### Supplied data
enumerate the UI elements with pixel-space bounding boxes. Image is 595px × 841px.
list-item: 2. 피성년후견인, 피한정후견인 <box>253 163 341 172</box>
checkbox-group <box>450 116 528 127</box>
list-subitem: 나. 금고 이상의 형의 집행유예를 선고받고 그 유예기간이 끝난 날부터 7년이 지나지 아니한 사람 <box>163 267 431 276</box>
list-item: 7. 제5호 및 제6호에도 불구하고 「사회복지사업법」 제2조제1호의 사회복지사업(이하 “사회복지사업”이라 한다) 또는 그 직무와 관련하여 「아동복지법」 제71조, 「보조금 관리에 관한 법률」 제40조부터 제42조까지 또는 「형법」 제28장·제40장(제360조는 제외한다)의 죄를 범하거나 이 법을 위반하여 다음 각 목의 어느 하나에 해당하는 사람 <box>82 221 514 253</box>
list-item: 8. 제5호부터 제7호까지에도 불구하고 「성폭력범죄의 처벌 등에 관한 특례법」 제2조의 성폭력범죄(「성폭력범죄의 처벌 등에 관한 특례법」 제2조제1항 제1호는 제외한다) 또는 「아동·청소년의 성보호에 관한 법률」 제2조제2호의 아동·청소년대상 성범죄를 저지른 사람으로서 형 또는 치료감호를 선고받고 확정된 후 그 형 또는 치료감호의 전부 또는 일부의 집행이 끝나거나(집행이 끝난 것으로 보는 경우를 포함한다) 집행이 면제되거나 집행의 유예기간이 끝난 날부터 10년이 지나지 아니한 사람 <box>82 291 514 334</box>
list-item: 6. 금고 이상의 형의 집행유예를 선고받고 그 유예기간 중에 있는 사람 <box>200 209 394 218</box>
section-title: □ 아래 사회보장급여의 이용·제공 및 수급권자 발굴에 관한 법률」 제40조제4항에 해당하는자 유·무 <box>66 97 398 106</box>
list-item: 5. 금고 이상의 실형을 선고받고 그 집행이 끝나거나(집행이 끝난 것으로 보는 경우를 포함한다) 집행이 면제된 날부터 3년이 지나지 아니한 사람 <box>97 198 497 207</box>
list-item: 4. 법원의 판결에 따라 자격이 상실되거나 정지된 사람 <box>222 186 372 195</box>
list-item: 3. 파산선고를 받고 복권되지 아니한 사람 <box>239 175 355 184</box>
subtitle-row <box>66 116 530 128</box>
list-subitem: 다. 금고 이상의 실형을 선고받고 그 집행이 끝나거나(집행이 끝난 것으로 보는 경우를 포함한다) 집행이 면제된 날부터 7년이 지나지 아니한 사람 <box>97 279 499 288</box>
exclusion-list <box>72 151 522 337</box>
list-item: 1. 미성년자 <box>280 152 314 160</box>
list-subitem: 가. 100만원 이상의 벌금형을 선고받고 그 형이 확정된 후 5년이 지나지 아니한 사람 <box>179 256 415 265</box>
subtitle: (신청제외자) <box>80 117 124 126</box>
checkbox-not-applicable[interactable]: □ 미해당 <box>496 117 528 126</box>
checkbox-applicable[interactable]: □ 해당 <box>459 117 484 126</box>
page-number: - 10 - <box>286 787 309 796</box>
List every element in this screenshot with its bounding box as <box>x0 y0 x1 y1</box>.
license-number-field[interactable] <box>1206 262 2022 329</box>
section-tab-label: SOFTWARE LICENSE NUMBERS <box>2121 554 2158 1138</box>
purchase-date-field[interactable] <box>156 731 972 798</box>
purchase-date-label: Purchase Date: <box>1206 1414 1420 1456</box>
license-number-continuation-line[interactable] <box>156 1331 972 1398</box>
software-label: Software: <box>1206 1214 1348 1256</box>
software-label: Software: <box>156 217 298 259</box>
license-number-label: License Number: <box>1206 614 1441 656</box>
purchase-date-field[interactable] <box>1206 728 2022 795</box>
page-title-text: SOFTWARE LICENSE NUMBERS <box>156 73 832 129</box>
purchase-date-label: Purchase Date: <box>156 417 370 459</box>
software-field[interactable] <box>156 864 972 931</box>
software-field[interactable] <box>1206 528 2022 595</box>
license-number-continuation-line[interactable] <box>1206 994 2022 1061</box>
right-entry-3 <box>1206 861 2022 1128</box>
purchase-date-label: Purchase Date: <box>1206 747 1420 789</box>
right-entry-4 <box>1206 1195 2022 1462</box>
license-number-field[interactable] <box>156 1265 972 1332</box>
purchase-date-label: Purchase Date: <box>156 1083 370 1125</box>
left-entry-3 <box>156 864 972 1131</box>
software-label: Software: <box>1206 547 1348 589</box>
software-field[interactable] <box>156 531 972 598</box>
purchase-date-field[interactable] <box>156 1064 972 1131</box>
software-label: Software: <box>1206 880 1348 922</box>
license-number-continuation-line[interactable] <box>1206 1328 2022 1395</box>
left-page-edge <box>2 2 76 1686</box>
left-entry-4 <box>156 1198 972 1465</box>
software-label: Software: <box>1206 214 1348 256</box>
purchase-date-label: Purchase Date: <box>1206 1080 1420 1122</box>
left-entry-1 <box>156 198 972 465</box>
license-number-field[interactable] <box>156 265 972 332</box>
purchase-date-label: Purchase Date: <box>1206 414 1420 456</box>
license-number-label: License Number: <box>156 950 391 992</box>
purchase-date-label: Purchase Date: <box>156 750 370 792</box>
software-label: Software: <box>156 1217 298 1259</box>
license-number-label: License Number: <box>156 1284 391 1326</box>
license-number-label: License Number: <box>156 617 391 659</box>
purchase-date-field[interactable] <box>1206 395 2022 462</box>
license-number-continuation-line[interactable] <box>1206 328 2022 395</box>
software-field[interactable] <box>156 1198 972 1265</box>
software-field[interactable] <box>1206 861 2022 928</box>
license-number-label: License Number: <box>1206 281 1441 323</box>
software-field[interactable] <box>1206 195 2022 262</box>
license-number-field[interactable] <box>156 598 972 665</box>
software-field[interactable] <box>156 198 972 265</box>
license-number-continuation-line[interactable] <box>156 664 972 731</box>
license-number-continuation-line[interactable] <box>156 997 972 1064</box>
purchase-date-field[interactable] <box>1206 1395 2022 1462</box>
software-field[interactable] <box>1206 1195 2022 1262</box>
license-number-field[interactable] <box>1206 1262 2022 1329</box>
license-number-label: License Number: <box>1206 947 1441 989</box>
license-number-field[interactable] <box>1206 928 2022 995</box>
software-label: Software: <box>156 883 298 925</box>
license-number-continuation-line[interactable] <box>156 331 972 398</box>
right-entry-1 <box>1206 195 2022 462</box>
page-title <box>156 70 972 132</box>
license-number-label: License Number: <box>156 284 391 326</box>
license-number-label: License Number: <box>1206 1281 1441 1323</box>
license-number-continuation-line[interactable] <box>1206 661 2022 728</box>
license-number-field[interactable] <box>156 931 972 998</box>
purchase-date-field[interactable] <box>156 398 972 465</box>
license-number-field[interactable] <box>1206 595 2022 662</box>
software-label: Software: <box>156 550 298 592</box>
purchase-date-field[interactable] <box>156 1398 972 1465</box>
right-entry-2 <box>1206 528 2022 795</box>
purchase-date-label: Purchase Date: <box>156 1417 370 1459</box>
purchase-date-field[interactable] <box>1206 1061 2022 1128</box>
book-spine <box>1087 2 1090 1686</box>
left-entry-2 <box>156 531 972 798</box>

### Instruction
Reproduce every one of the rows above without any alteration.

### Answer to the problem
enumerate the UI elements with pixel-space bounding boxes. Image is 595px × 841px.
list-item: 2. 피성년후견인, 피한정후견인 <box>253 163 341 172</box>
checkbox-group <box>450 116 528 127</box>
list-subitem: 나. 금고 이상의 형의 집행유예를 선고받고 그 유예기간이 끝난 날부터 7년이 지나지 아니한 사람 <box>163 267 431 276</box>
list-item: 7. 제5호 및 제6호에도 불구하고 「사회복지사업법」 제2조제1호의 사회복지사업(이하 “사회복지사업”이라 한다) 또는 그 직무와 관련하여 「아동복지법」 제71조, 「보조금 관리에 관한 법률」 제40조부터 제42조까지 또는 「형법」 제28장·제40장(제360조는 제외한다)의 죄를 범하거나 이 법을 위반하여 다음 각 목의 어느 하나에 해당하는 사람 <box>82 221 514 253</box>
list-item: 8. 제5호부터 제7호까지에도 불구하고 「성폭력범죄의 처벌 등에 관한 특례법」 제2조의 성폭력범죄(「성폭력범죄의 처벌 등에 관한 특례법」 제2조제1항 제1호는 제외한다) 또는 「아동·청소년의 성보호에 관한 법률」 제2조제2호의 아동·청소년대상 성범죄를 저지른 사람으로서 형 또는 치료감호를 선고받고 확정된 후 그 형 또는 치료감호의 전부 또는 일부의 집행이 끝나거나(집행이 끝난 것으로 보는 경우를 포함한다) 집행이 면제되거나 집행의 유예기간이 끝난 날부터 10년이 지나지 아니한 사람 <box>82 291 514 334</box>
list-item: 6. 금고 이상의 형의 집행유예를 선고받고 그 유예기간 중에 있는 사람 <box>200 209 394 218</box>
section-title: □ 아래 사회보장급여의 이용·제공 및 수급권자 발굴에 관한 법률」 제40조제4항에 해당하는자 유·무 <box>66 97 398 106</box>
list-item: 5. 금고 이상의 실형을 선고받고 그 집행이 끝나거나(집행이 끝난 것으로 보는 경우를 포함한다) 집행이 면제된 날부터 3년이 지나지 아니한 사람 <box>97 198 497 207</box>
list-item: 4. 법원의 판결에 따라 자격이 상실되거나 정지된 사람 <box>222 186 372 195</box>
list-item: 3. 파산선고를 받고 복권되지 아니한 사람 <box>239 175 355 184</box>
subtitle-row <box>66 116 530 128</box>
list-subitem: 다. 금고 이상의 실형을 선고받고 그 집행이 끝나거나(집행이 끝난 것으로 보는 경우를 포함한다) 집행이 면제된 날부터 7년이 지나지 아니한 사람 <box>97 279 499 288</box>
exclusion-list <box>72 151 522 337</box>
list-item: 1. 미성년자 <box>280 152 314 160</box>
list-subitem: 가. 100만원 이상의 벌금형을 선고받고 그 형이 확정된 후 5년이 지나지 아니한 사람 <box>179 256 415 265</box>
subtitle: (신청제외자) <box>80 117 124 126</box>
checkbox-not-applicable[interactable]: □ 미해당 <box>496 117 528 126</box>
checkbox-applicable[interactable]: □ 해당 <box>459 117 484 126</box>
page-number: - 10 - <box>286 787 309 796</box>
List every element in this screenshot with its bounding box as <box>x0 y0 x1 y1</box>.
license-number-field[interactable] <box>1206 262 2022 329</box>
section-tab-label: SOFTWARE LICENSE NUMBERS <box>2121 554 2158 1138</box>
purchase-date-field[interactable] <box>156 731 972 798</box>
purchase-date-label: Purchase Date: <box>1206 1414 1420 1456</box>
license-number-continuation-line[interactable] <box>156 1331 972 1398</box>
software-label: Software: <box>1206 1214 1348 1256</box>
software-label: Software: <box>156 217 298 259</box>
license-number-label: License Number: <box>1206 614 1441 656</box>
purchase-date-field[interactable] <box>1206 728 2022 795</box>
page-title-text: SOFTWARE LICENSE NUMBERS <box>156 73 832 129</box>
purchase-date-label: Purchase Date: <box>156 417 370 459</box>
software-field[interactable] <box>156 864 972 931</box>
software-field[interactable] <box>1206 528 2022 595</box>
license-number-continuation-line[interactable] <box>1206 994 2022 1061</box>
right-entry-3 <box>1206 861 2022 1128</box>
purchase-date-label: Purchase Date: <box>1206 747 1420 789</box>
right-entry-4 <box>1206 1195 2022 1462</box>
license-number-field[interactable] <box>156 1265 972 1332</box>
purchase-date-label: Purchase Date: <box>156 1083 370 1125</box>
left-entry-3 <box>156 864 972 1131</box>
software-label: Software: <box>1206 547 1348 589</box>
software-field[interactable] <box>156 531 972 598</box>
purchase-date-field[interactable] <box>156 1064 972 1131</box>
software-label: Software: <box>1206 880 1348 922</box>
license-number-continuation-line[interactable] <box>1206 1328 2022 1395</box>
left-page-edge <box>2 2 76 1686</box>
left-entry-4 <box>156 1198 972 1465</box>
software-label: Software: <box>1206 214 1348 256</box>
purchase-date-label: Purchase Date: <box>1206 1080 1420 1122</box>
left-entry-1 <box>156 198 972 465</box>
license-number-field[interactable] <box>156 265 972 332</box>
purchase-date-label: Purchase Date: <box>1206 414 1420 456</box>
license-number-label: License Number: <box>156 950 391 992</box>
purchase-date-label: Purchase Date: <box>156 750 370 792</box>
software-label: Software: <box>156 1217 298 1259</box>
license-number-label: License Number: <box>156 1284 391 1326</box>
license-number-label: License Number: <box>156 617 391 659</box>
purchase-date-field[interactable] <box>1206 395 2022 462</box>
license-number-continuation-line[interactable] <box>1206 328 2022 395</box>
software-field[interactable] <box>156 1198 972 1265</box>
software-field[interactable] <box>1206 861 2022 928</box>
license-number-label: License Number: <box>1206 281 1441 323</box>
software-field[interactable] <box>1206 195 2022 262</box>
license-number-field[interactable] <box>156 598 972 665</box>
software-field[interactable] <box>156 198 972 265</box>
license-number-continuation-line[interactable] <box>156 664 972 731</box>
license-number-continuation-line[interactable] <box>156 997 972 1064</box>
purchase-date-field[interactable] <box>1206 1395 2022 1462</box>
software-field[interactable] <box>1206 1195 2022 1262</box>
license-number-field[interactable] <box>1206 1262 2022 1329</box>
license-number-label: License Number: <box>1206 947 1441 989</box>
license-number-field[interactable] <box>1206 928 2022 995</box>
software-label: Software: <box>156 883 298 925</box>
license-number-continuation-line[interactable] <box>156 331 972 398</box>
right-entry-1 <box>1206 195 2022 462</box>
page-title <box>156 70 972 132</box>
license-number-label: License Number: <box>156 284 391 326</box>
license-number-label: License Number: <box>1206 1281 1441 1323</box>
license-number-continuation-line[interactable] <box>1206 661 2022 728</box>
license-number-field[interactable] <box>156 931 972 998</box>
purchase-date-field[interactable] <box>156 398 972 465</box>
license-number-field[interactable] <box>1206 595 2022 662</box>
software-label: Software: <box>156 550 298 592</box>
purchase-date-field[interactable] <box>156 1398 972 1465</box>
right-entry-2 <box>1206 528 2022 795</box>
purchase-date-label: Purchase Date: <box>156 1417 370 1459</box>
purchase-date-field[interactable] <box>1206 1061 2022 1128</box>
book-spine <box>1087 2 1090 1686</box>
left-entry-2 <box>156 531 972 798</box>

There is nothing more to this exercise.